* **AIM OF THE EXERCISE**
Print the entries below in their entirety, exactly as they are written.

═══ DATASET ENTRIES

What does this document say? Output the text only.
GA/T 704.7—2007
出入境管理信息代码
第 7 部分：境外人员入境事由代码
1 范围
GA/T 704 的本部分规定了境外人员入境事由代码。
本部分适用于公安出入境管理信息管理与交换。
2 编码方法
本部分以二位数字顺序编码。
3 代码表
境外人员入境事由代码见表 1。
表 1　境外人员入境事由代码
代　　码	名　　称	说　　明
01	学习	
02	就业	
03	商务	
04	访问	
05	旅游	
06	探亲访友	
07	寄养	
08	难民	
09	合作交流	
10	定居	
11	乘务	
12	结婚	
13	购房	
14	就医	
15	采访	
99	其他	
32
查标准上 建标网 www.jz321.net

══════

* **TASK RESULT**
What does this document say? Output the text only.
GA/T 704.7—2007
出入境管理信息代码
第 7 部分：境外人员入境事由代码
1 范围
GA/T 704 的本部分规定了境外人员入境事由代码。
本部分适用于公安出入境管理信息管理与交换。
2 编码方法
本部分以二位数字顺序编码。
3 代码表
境外人员入境事由代码见表 1。
表 1　境外人员入境事由代码
代　　码	名　　称	说　　明
01	学习	
02	就业	
03	商务	
04	访问	
05	旅游	
06	探亲访友	
07	寄养	
08	难民	
09	合作交流	
10	定居	
11	乘务	
12	结婚	
13	购房	
14	就医	
15	采访	
99	其他	
32
查标准上 建标网 www.jz321.net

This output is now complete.